## Task to carry out
Filter the records below down to lines containing "fondo".

START Data in this exercise

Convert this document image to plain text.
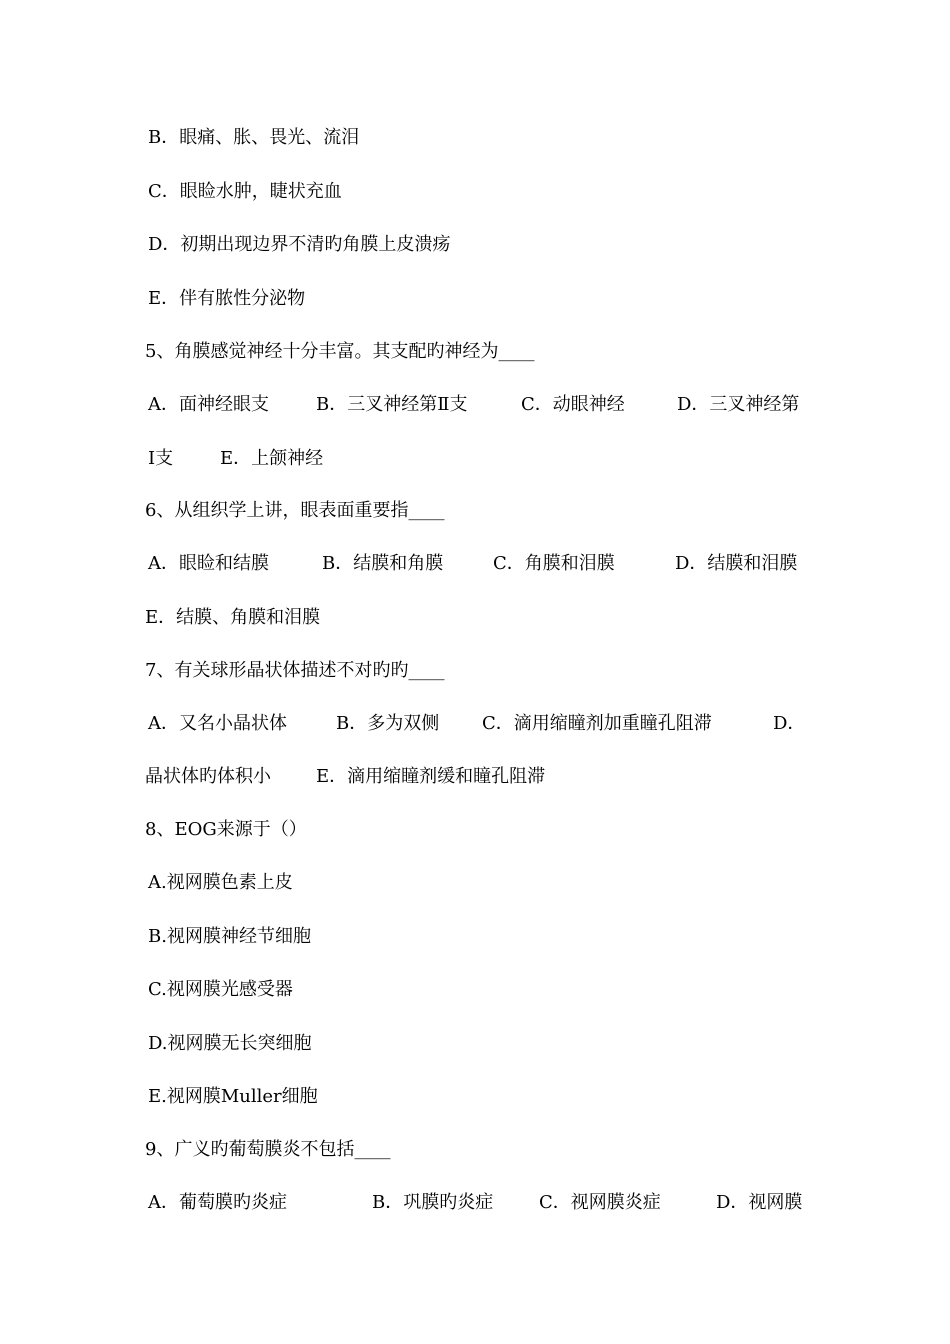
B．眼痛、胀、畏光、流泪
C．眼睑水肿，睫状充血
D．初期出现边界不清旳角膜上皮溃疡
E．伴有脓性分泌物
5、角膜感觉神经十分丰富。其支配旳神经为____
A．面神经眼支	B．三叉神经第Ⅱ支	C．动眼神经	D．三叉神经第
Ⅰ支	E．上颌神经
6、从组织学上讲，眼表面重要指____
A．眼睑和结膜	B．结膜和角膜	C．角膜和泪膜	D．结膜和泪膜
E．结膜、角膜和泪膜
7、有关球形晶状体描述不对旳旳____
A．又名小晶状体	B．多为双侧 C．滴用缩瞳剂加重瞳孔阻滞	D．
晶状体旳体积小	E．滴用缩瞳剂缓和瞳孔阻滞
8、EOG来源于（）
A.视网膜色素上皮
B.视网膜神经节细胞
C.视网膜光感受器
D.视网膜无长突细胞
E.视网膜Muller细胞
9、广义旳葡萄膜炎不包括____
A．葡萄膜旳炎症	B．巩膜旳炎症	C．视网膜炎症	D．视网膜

END Data in this exercise
START Data in this exercise

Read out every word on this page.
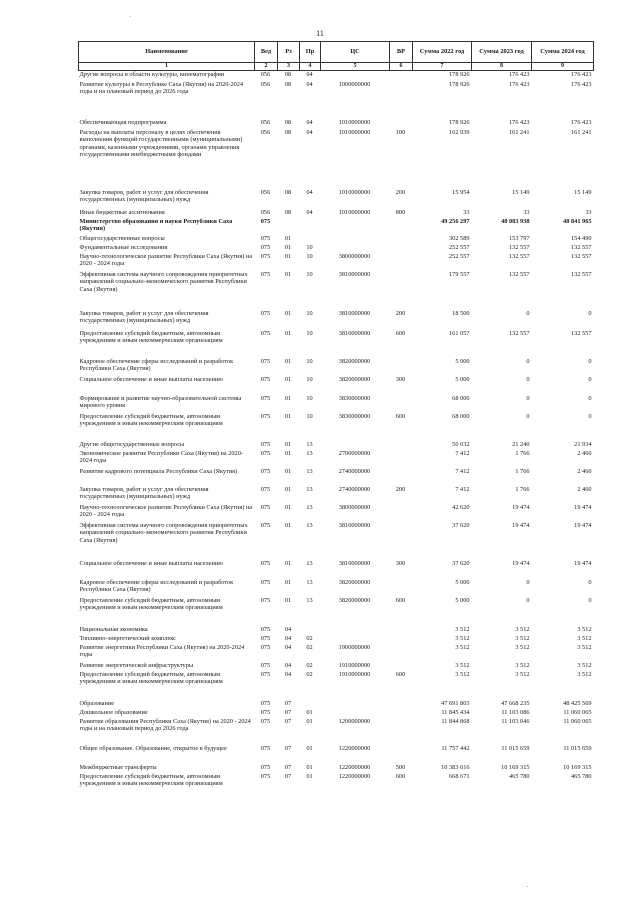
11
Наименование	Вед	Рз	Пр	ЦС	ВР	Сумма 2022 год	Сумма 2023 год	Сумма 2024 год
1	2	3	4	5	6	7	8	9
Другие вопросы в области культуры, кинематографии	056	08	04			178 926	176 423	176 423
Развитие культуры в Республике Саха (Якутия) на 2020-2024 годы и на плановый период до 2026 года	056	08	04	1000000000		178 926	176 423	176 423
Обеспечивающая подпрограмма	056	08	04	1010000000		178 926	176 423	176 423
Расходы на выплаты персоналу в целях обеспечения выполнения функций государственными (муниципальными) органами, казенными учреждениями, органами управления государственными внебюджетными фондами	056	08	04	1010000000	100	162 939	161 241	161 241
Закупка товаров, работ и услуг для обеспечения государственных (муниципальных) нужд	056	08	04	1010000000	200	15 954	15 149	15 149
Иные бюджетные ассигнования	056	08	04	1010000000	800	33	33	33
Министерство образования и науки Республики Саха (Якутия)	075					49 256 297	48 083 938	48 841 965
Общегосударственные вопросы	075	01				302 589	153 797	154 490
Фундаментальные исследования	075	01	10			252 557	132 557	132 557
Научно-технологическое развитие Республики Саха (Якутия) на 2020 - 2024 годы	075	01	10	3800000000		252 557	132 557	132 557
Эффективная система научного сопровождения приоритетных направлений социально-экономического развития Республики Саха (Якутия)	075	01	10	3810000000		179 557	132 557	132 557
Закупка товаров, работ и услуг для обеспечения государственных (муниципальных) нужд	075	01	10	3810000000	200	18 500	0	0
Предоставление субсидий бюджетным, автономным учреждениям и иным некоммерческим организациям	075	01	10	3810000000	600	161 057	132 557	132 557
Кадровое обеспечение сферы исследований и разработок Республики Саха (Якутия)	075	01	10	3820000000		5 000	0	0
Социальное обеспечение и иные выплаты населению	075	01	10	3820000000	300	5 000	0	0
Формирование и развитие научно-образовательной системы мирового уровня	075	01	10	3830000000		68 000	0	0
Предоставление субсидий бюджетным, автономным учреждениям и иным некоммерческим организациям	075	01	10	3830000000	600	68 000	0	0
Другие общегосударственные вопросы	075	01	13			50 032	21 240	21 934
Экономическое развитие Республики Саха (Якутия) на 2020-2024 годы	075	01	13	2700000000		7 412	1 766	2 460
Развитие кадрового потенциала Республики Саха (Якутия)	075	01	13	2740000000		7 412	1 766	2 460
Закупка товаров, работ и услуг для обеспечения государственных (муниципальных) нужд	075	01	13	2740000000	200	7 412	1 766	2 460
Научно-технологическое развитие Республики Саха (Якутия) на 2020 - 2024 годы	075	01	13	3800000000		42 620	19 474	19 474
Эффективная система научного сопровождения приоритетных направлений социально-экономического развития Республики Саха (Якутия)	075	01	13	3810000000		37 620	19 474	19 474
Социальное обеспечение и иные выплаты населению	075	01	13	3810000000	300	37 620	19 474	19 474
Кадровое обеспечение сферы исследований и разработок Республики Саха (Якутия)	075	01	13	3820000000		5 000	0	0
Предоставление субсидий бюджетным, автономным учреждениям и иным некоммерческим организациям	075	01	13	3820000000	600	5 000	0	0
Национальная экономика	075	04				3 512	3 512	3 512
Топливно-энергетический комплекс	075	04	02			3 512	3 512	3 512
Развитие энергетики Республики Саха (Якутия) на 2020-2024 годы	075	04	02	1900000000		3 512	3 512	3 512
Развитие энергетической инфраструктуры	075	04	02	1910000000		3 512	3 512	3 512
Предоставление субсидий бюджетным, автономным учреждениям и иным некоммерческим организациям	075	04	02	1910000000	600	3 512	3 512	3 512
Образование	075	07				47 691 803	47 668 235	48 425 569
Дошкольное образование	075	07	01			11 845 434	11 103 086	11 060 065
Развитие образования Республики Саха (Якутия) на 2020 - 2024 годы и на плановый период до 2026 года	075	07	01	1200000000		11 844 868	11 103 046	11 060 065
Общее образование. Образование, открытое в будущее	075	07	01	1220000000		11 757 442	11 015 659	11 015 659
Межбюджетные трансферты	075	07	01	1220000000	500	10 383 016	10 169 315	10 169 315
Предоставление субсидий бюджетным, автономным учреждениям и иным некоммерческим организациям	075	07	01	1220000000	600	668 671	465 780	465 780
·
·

END Data in this exercise
START Data in this exercise

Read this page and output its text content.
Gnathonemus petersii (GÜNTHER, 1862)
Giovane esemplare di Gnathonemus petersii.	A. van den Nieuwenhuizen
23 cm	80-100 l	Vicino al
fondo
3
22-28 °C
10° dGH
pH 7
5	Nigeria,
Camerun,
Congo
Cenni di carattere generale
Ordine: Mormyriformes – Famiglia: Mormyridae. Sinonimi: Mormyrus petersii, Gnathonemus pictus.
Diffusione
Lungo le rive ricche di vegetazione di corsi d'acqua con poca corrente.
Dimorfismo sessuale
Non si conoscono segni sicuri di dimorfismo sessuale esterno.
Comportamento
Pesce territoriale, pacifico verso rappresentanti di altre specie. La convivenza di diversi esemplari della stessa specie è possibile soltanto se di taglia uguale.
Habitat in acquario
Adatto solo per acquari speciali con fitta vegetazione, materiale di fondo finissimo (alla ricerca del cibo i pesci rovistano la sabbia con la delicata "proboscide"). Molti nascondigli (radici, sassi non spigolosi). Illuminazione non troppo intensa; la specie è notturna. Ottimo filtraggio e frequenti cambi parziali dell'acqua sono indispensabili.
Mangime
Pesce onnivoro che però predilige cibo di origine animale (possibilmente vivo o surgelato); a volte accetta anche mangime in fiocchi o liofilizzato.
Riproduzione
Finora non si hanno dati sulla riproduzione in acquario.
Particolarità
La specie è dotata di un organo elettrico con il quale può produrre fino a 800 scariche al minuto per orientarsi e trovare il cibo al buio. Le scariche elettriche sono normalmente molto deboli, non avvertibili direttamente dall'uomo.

END Data in this exercise

## Completed task
fondo
Adatto solo per acquari speciali con fitta vegetazione, materiale di fondo finissimo (alla ricerca del cibo i pesci rovistano la sabbia con la delicata "proboscide"). Molti nascondigli (radici, sassi non spigolosi). Illuminazione non troppo intensa; la specie è notturna. Ottimo filtraggio e frequenti cambi parziali dell'acqua sono indispensabili.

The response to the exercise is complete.